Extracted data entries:
──────────────────────────────

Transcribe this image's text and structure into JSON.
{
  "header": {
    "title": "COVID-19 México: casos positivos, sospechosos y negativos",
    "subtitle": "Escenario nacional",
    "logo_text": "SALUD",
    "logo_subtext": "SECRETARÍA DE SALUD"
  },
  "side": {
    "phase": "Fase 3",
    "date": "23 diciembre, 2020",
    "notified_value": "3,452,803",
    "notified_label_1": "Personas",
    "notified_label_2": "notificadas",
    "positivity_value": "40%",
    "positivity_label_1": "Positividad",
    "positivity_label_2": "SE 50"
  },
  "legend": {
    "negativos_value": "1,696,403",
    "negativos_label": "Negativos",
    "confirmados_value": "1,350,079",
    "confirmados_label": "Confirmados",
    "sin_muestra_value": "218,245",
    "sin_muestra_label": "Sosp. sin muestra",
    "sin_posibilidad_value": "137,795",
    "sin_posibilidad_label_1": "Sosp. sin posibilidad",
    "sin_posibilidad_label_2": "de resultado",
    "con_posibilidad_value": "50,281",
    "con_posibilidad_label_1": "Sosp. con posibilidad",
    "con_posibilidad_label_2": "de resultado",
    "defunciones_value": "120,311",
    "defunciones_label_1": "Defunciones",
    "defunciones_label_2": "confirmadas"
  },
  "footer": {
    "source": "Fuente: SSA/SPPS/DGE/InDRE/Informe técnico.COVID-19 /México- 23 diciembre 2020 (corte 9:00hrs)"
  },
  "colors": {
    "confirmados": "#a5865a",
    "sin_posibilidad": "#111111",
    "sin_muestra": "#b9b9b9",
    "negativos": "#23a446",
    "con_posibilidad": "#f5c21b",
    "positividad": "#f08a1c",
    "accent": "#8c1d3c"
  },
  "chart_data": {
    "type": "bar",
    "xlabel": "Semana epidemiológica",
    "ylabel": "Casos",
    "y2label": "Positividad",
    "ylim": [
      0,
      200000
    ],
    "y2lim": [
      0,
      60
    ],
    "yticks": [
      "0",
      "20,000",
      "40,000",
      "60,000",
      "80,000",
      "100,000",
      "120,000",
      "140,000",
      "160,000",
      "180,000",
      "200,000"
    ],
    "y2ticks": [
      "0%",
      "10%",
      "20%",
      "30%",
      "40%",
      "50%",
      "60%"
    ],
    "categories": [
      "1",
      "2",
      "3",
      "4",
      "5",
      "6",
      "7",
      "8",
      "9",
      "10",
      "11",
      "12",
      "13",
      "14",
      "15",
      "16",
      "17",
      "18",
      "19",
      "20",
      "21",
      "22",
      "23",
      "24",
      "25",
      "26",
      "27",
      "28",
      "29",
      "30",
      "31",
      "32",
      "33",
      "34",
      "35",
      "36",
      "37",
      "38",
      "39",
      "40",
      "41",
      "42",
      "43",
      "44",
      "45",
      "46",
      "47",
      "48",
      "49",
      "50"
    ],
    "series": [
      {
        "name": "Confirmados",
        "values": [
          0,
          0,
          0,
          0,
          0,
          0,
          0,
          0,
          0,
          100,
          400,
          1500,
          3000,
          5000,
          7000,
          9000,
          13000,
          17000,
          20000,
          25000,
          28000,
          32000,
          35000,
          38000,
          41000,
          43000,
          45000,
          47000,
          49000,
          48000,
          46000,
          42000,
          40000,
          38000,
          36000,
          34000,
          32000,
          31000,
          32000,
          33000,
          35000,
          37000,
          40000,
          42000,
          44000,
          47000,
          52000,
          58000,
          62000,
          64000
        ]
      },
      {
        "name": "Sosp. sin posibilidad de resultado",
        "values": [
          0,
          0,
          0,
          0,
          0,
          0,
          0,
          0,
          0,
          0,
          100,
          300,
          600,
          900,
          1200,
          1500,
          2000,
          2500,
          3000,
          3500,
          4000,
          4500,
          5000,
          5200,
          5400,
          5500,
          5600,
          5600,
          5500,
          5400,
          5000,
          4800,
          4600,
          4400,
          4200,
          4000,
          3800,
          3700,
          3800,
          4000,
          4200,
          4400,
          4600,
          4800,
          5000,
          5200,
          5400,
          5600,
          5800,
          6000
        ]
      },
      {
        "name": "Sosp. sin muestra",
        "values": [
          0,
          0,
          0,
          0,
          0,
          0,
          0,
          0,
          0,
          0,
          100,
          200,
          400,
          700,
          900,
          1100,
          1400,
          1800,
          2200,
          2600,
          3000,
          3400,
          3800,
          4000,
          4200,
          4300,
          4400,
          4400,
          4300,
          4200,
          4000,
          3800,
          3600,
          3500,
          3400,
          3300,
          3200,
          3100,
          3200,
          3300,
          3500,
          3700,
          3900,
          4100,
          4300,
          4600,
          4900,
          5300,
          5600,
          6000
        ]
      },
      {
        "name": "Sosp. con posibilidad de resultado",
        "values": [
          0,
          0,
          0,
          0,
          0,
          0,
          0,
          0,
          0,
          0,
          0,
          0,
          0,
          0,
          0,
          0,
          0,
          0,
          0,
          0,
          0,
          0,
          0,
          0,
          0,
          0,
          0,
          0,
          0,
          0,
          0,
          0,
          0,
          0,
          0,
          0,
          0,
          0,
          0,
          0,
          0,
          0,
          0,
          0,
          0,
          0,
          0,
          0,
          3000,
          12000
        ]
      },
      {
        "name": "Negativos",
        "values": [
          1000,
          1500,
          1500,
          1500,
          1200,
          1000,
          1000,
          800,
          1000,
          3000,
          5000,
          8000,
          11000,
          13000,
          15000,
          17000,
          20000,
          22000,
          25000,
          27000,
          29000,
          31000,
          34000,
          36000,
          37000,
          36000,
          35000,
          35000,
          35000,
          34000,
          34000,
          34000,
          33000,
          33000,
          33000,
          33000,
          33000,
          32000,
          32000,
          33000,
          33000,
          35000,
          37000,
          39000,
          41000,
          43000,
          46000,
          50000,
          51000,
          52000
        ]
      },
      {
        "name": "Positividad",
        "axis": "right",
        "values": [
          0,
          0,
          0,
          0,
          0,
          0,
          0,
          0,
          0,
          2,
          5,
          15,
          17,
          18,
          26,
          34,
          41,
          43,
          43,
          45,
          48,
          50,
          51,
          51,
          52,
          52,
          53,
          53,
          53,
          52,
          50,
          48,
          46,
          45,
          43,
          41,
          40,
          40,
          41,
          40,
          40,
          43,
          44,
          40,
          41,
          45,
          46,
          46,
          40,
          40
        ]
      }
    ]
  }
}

──────────────────────────────

■ **WHAT THE EXERCISE ASKS**
Copy every line exactly. Leave nothing out.

■ **EXERCISE SOLUTION**
Transcribe this image's text and structure into JSON.
{
  "header": {
    "title": "COVID-19 México: casos positivos, sospechosos y negativos",
    "subtitle": "Escenario nacional",
    "logo_text": "SALUD",
    "logo_subtext": "SECRETARÍA DE SALUD"
  },
  "side": {
    "phase": "Fase 3",
    "date": "23 diciembre, 2020",
    "notified_value": "3,452,803",
    "notified_label_1": "Personas",
    "notified_label_2": "notificadas",
    "positivity_value": "40%",
    "positivity_label_1": "Positividad",
    "positivity_label_2": "SE 50"
  },
  "legend": {
    "negativos_value": "1,696,403",
    "negativos_label": "Negativos",
    "confirmados_value": "1,350,079",
    "confirmados_label": "Confirmados",
    "sin_muestra_value": "218,245",
    "sin_muestra_label": "Sosp. sin muestra",
    "sin_posibilidad_value": "137,795",
    "sin_posibilidad_label_1": "Sosp. sin posibilidad",
    "sin_posibilidad_label_2": "de resultado",
    "con_posibilidad_value": "50,281",
    "con_posibilidad_label_1": "Sosp. con posibilidad",
    "con_posibilidad_label_2": "de resultado",
    "defunciones_value": "120,311",
    "defunciones_label_1": "Defunciones",
    "defunciones_label_2": "confirmadas"
  },
  "footer": {
    "source": "Fuente: SSA/SPPS/DGE/InDRE/Informe técnico.COVID-19 /México- 23 diciembre 2020 (corte 9:00hrs)"
  },
  "colors": {
    "confirmados": "#a5865a",
    "sin_posibilidad": "#111111",
    "sin_muestra": "#b9b9b9",
    "negativos": "#23a446",
    "con_posibilidad": "#f5c21b",
    "positividad": "#f08a1c",
    "accent": "#8c1d3c"
  },
  "chart_data": {
    "type": "bar",
    "xlabel": "Semana epidemiológica",
    "ylabel": "Casos",
    "y2label": "Positividad",
    "ylim": [
      0,
      200000
    ],
    "y2lim": [
      0,
      60
    ],
    "yticks": [
      "0",
      "20,000",
      "40,000",
      "60,000",
      "80,000",
      "100,000",
      "120,000",
      "140,000",
      "160,000",
      "180,000",
      "200,000"
    ],
    "y2ticks": [
      "0%",
      "10%",
      "20%",
      "30%",
      "40%",
      "50%",
      "60%"
    ],
    "categories": [
      "1",
      "2",
      "3",
      "4",
      "5",
      "6",
      "7",
      "8",
      "9",
      "10",
      "11",
      "12",
      "13",
      "14",
      "15",
      "16",
      "17",
      "18",
      "19",
      "20",
      "21",
      "22",
      "23",
      "24",
      "25",
      "26",
      "27",
      "28",
      "29",
      "30",
      "31",
      "32",
      "33",
      "34",
      "35",
      "36",
      "37",
      "38",
      "39",
      "40",
      "41",
      "42",
      "43",
      "44",
      "45",
      "46",
      "47",
      "48",
      "49",
      "50"
    ],
    "series": [
      {
        "name": "Confirmados",
        "values": [
          0,
          0,
          0,
          0,
          0,
          0,
          0,
          0,
          0,
          100,
          400,
          1500,
          3000,
          5000,
          7000,
          9000,
          13000,
          17000,
          20000,
          25000,
          28000,
          32000,
          35000,
          38000,
          41000,
          43000,
          45000,
          47000,
          49000,
          48000,
          46000,
          42000,
          40000,
          38000,
          36000,
          34000,
          32000,
          31000,
          32000,
          33000,
          35000,
          37000,
          40000,
          42000,
          44000,
          47000,
          52000,
          58000,
          62000,
          64000
        ]
      },
      {
        "name": "Sosp. sin posibilidad de resultado",
        "values": [
          0,
          0,
          0,
          0,
          0,
          0,
          0,
          0,
          0,
          0,
          100,
          300,
          600,
          900,
          1200,
          1500,
          2000,
          2500,
          3000,
          3500,
          4000,
          4500,
          5000,
          5200,
          5400,
          5500,
          5600,
          5600,
          5500,
          5400,
          5000,
          4800,
          4600,
          4400,
          4200,
          4000,
          3800,
          3700,
          3800,
          4000,
          4200,
          4400,
          4600,
          4800,
          5000,
          5200,
          5400,
          5600,
          5800,
          6000
        ]
      },
      {
        "name": "Sosp. sin muestra",
        "values": [
          0,
          0,
          0,
          0,
          0,
          0,
          0,
          0,
          0,
          0,
          100,
          200,
          400,
          700,
          900,
          1100,
          1400,
          1800,
          2200,
          2600,
          3000,
          3400,
          3800,
          4000,
          4200,
          4300,
          4400,
          4400,
          4300,
          4200,
          4000,
          3800,
          3600,
          3500,
          3400,
          3300,
          3200,
          3100,
          3200,
          3300,
          3500,
          3700,
          3900,
          4100,
          4300,
          4600,
          4900,
          5300,
          5600,
          6000
        ]
      },
      {
        "name": "Sosp. con posibilidad de resultado",
        "values": [
          0,
          0,
          0,
          0,
          0,
          0,
          0,
          0,
          0,
          0,
          0,
          0,
          0,
          0,
          0,
          0,
          0,
          0,
          0,
          0,
          0,
          0,
          0,
          0,
          0,
          0,
          0,
          0,
          0,
          0,
          0,
          0,
          0,
          0,
          0,
          0,
          0,
          0,
          0,
          0,
          0,
          0,
          0,
          0,
          0,
          0,
          0,
          0,
          3000,
          12000
        ]
      },
      {
        "name": "Negativos",
        "values": [
          1000,
          1500,
          1500,
          1500,
          1200,
          1000,
          1000,
          800,
          1000,
          3000,
          5000,
          8000,
          11000,
          13000,
          15000,
          17000,
          20000,
          22000,
          25000,
          27000,
          29000,
          31000,
          34000,
          36000,
          37000,
          36000,
          35000,
          35000,
          35000,
          34000,
          34000,
          34000,
          33000,
          33000,
          33000,
          33000,
          33000,
          32000,
          32000,
          33000,
          33000,
          35000,
          37000,
          39000,
          41000,
          43000,
          46000,
          50000,
          51000,
          52000
        ]
      },
      {
        "name": "Positividad",
        "axis": "right",
        "values": [
          0,
          0,
          0,
          0,
          0,
          0,
          0,
          0,
          0,
          2,
          5,
          15,
          17,
          18,
          26,
          34,
          41,
          43,
          43,
          45,
          48,
          50,
          51,
          51,
          52,
          52,
          53,
          53,
          53,
          52,
          50,
          48,
          46,
          45,
          43,
          41,
          40,
          40,
          41,
          40,
          40,
          43,
          44,
          40,
          41,
          45,
          46,
          46,
          40,
          40
        ]
      }
    ]
  }
}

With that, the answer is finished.